Omit every image, and transcribe the remaining entries exactly as given.
======== DATA LISTING ========
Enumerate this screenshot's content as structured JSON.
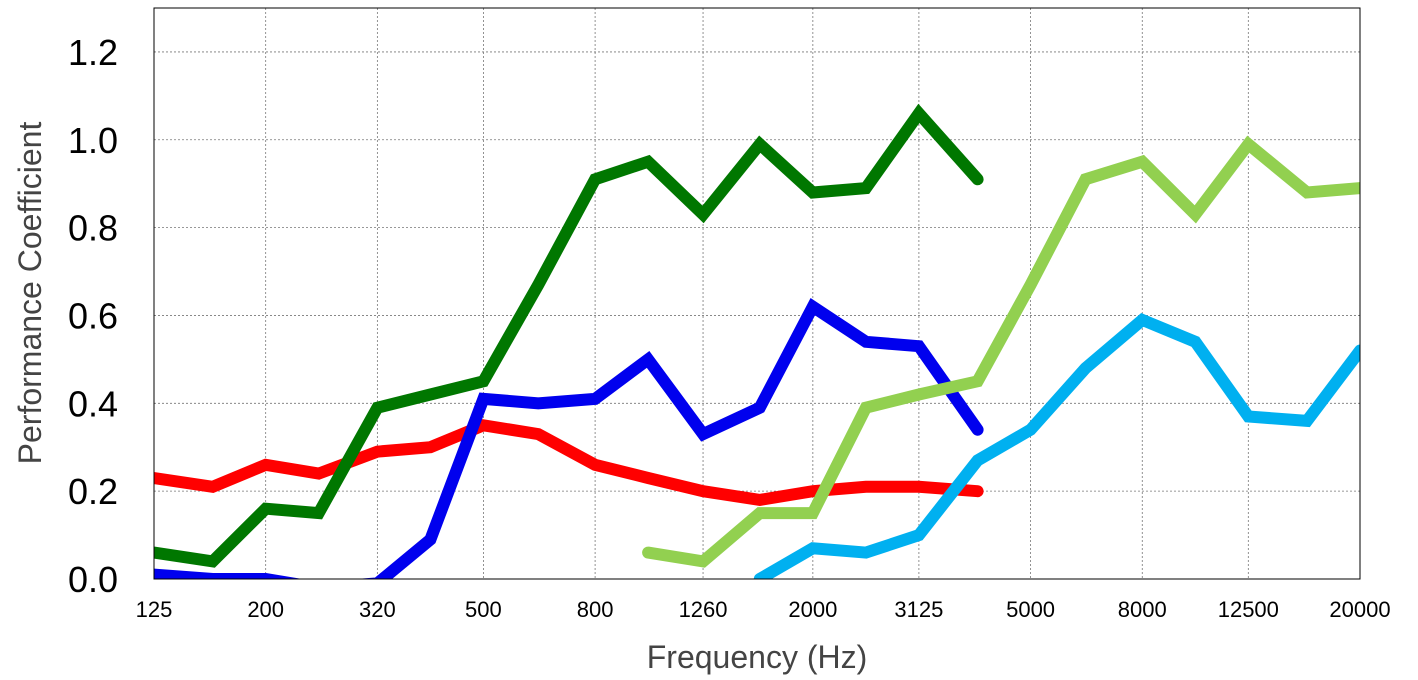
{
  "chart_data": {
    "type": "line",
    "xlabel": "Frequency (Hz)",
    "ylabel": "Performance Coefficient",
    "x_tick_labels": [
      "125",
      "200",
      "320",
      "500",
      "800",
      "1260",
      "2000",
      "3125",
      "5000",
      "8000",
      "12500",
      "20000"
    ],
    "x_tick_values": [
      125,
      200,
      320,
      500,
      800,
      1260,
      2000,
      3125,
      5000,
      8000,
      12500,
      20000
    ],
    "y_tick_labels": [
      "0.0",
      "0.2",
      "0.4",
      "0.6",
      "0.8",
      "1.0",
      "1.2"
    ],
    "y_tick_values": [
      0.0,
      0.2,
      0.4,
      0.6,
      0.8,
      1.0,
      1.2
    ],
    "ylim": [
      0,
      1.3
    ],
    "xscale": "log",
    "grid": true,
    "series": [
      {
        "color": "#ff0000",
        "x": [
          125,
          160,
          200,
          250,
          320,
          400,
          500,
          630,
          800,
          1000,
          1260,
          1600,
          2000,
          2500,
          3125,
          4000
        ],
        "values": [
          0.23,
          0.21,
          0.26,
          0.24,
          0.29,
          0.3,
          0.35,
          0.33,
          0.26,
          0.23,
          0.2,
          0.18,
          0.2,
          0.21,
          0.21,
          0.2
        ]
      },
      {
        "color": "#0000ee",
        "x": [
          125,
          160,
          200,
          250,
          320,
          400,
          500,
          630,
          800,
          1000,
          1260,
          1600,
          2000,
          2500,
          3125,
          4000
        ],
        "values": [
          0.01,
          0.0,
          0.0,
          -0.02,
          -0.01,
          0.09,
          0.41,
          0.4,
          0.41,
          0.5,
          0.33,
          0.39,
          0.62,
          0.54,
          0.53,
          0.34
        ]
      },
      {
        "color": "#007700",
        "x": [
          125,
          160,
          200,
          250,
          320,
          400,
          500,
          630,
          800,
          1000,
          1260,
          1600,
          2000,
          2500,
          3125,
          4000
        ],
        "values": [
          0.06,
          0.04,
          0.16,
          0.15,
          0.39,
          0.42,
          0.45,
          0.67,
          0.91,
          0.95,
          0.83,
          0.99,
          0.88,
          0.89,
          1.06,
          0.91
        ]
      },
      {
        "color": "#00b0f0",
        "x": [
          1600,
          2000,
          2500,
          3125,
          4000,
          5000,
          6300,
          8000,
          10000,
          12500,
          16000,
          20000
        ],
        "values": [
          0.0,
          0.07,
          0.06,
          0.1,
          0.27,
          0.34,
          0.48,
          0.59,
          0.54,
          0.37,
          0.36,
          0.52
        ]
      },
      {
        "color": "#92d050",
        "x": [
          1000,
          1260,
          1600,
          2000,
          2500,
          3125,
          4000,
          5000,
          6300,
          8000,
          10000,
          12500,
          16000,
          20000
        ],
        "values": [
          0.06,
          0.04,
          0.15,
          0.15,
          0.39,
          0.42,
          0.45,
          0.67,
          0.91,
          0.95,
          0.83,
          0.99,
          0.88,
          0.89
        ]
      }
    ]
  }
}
========
**EXERCISE RESPONSE**
Enumerate this screenshot's content as structured JSON.
{
  "chart_data": {
    "type": "line",
    "xlabel": "Frequency (Hz)",
    "ylabel": "Performance Coefficient",
    "x_tick_labels": [
      "125",
      "200",
      "320",
      "500",
      "800",
      "1260",
      "2000",
      "3125",
      "5000",
      "8000",
      "12500",
      "20000"
    ],
    "x_tick_values": [
      125,
      200,
      320,
      500,
      800,
      1260,
      2000,
      3125,
      5000,
      8000,
      12500,
      20000
    ],
    "y_tick_labels": [
      "0.0",
      "0.2",
      "0.4",
      "0.6",
      "0.8",
      "1.0",
      "1.2"
    ],
    "y_tick_values": [
      0.0,
      0.2,
      0.4,
      0.6,
      0.8,
      1.0,
      1.2
    ],
    "ylim": [
      0,
      1.3
    ],
    "xscale": "log",
    "grid": true,
    "series": [
      {
        "color": "#ff0000",
        "x": [
          125,
          160,
          200,
          250,
          320,
          400,
          500,
          630,
          800,
          1000,
          1260,
          1600,
          2000,
          2500,
          3125,
          4000
        ],
        "values": [
          0.23,
          0.21,
          0.26,
          0.24,
          0.29,
          0.3,
          0.35,
          0.33,
          0.26,
          0.23,
          0.2,
          0.18,
          0.2,
          0.21,
          0.21,
          0.2
        ]
      },
      {
        "color": "#0000ee",
        "x": [
          125,
          160,
          200,
          250,
          320,
          400,
          500,
          630,
          800,
          1000,
          1260,
          1600,
          2000,
          2500,
          3125,
          4000
        ],
        "values": [
          0.01,
          0.0,
          0.0,
          -0.02,
          -0.01,
          0.09,
          0.41,
          0.4,
          0.41,
          0.5,
          0.33,
          0.39,
          0.62,
          0.54,
          0.53,
          0.34
        ]
      },
      {
        "color": "#007700",
        "x": [
          125,
          160,
          200,
          250,
          320,
          400,
          500,
          630,
          800,
          1000,
          1260,
          1600,
          2000,
          2500,
          3125,
          4000
        ],
        "values": [
          0.06,
          0.04,
          0.16,
          0.15,
          0.39,
          0.42,
          0.45,
          0.67,
          0.91,
          0.95,
          0.83,
          0.99,
          0.88,
          0.89,
          1.06,
          0.91
        ]
      },
      {
        "color": "#00b0f0",
        "x": [
          1600,
          2000,
          2500,
          3125,
          4000,
          5000,
          6300,
          8000,
          10000,
          12500,
          16000,
          20000
        ],
        "values": [
          0.0,
          0.07,
          0.06,
          0.1,
          0.27,
          0.34,
          0.48,
          0.59,
          0.54,
          0.37,
          0.36,
          0.52
        ]
      },
      {
        "color": "#92d050",
        "x": [
          1000,
          1260,
          1600,
          2000,
          2500,
          3125,
          4000,
          5000,
          6300,
          8000,
          10000,
          12500,
          16000,
          20000
        ],
        "values": [
          0.06,
          0.04,
          0.15,
          0.15,
          0.39,
          0.42,
          0.45,
          0.67,
          0.91,
          0.95,
          0.83,
          0.99,
          0.88,
          0.89
        ]
      }
    ]
  }
}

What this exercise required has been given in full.